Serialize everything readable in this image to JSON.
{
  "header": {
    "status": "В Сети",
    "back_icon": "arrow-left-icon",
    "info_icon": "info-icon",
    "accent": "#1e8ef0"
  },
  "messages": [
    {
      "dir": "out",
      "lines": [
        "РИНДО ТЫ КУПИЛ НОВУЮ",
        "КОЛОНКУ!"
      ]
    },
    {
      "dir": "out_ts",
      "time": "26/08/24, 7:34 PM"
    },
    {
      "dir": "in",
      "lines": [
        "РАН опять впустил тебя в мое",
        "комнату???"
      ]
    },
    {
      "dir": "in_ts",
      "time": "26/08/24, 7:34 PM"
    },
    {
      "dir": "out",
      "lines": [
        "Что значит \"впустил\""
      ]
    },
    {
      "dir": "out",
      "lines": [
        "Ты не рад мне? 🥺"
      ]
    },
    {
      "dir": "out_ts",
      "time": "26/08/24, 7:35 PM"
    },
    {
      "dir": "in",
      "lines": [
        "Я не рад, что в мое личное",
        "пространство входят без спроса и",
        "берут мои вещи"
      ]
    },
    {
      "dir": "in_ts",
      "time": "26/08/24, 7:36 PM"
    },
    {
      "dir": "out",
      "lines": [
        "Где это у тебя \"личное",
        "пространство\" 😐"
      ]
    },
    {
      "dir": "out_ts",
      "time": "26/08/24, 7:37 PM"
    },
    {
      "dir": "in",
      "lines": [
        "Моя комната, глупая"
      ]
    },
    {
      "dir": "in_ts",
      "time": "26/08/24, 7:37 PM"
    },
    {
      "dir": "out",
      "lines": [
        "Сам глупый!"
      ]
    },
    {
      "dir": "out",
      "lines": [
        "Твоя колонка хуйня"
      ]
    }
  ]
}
-=-=-
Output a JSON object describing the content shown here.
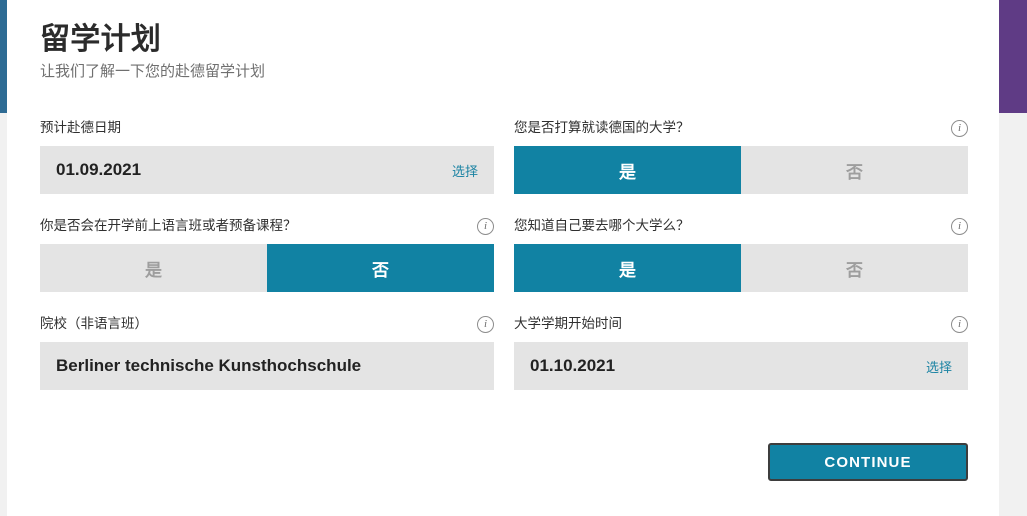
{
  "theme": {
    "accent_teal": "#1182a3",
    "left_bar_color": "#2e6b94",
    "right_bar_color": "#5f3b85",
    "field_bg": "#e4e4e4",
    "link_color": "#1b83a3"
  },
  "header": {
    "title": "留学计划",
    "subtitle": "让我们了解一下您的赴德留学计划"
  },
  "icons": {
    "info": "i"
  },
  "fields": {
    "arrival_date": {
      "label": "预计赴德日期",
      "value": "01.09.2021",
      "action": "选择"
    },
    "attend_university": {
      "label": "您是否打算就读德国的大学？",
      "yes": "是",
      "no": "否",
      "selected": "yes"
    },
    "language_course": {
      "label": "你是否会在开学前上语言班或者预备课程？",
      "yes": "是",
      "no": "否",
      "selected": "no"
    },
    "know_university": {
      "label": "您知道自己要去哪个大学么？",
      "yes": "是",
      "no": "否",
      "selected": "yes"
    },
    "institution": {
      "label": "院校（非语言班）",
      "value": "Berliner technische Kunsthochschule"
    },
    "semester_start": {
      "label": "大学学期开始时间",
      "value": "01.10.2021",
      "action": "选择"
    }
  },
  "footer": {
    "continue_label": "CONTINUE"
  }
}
-=-=-
◆ WHAT IS REQUIRED: Report how many lines in the data contain the word "впустил", with no words besides the number.

◆ TASK SOLUTION: 2